DIRECTIONS: Identify all lines of the data containing the string "prohnutým" and copy them.

INPUT ROWS:
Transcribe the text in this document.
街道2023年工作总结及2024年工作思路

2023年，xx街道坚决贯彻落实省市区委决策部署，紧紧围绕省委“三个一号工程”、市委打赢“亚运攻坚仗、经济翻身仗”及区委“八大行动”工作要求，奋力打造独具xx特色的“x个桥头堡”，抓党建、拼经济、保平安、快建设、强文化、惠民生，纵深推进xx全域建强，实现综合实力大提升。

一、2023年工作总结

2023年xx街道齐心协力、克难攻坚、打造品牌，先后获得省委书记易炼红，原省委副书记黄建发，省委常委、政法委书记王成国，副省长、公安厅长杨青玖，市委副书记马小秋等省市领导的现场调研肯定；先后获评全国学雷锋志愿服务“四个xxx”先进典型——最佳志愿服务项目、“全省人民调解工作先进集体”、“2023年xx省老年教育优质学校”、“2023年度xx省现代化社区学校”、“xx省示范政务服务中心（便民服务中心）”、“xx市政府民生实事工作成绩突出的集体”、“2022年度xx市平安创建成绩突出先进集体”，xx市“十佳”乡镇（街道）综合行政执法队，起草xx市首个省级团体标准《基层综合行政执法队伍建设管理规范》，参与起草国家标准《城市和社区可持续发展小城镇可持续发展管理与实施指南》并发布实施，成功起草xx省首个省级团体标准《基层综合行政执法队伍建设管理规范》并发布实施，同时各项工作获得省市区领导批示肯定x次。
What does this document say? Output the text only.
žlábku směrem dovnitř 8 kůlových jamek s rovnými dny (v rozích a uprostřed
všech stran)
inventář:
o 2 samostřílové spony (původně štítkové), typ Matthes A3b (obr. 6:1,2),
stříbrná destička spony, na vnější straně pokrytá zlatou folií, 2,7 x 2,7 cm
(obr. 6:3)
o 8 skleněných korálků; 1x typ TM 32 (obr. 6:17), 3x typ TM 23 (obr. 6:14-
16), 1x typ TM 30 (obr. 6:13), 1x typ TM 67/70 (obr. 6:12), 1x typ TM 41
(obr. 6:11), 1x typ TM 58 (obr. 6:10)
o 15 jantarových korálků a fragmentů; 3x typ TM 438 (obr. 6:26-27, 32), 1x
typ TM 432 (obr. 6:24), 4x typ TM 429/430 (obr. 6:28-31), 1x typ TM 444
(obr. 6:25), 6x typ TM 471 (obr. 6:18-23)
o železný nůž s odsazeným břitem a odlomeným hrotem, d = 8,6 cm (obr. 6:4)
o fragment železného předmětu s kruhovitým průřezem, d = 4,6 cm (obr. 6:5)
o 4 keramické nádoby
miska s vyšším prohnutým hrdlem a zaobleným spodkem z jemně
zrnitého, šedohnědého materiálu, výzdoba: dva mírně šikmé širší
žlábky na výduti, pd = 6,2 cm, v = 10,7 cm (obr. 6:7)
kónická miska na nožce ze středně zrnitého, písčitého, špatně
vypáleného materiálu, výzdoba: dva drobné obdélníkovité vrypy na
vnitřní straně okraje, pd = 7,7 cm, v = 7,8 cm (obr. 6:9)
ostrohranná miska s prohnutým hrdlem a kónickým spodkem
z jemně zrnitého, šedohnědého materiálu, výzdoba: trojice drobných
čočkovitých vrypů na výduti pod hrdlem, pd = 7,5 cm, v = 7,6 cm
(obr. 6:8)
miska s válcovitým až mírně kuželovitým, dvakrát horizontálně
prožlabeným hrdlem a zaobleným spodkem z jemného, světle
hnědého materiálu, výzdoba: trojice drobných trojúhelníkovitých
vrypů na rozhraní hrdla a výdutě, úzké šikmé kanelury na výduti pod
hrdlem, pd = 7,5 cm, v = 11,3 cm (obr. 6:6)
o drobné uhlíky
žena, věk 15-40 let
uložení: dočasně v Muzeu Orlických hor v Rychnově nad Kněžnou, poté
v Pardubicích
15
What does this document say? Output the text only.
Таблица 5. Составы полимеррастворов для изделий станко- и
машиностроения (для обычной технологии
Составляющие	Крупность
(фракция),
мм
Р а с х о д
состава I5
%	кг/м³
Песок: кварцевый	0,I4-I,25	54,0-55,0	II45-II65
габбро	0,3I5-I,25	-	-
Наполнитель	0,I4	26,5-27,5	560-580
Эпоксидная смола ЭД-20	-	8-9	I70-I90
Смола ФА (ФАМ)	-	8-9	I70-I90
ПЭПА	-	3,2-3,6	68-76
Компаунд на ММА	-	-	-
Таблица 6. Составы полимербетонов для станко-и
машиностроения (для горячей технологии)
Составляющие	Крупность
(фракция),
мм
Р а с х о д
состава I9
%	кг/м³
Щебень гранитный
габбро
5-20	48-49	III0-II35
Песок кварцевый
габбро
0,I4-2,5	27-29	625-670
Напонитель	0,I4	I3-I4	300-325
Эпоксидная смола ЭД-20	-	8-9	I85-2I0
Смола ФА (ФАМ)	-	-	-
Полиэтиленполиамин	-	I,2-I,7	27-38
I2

CORRECT RESPONSE:
miska s vyšším prohnutým hrdlem a zaobleným spodkem z jemně
ostrohranná miska s prohnutým hrdlem a kónickým spodkem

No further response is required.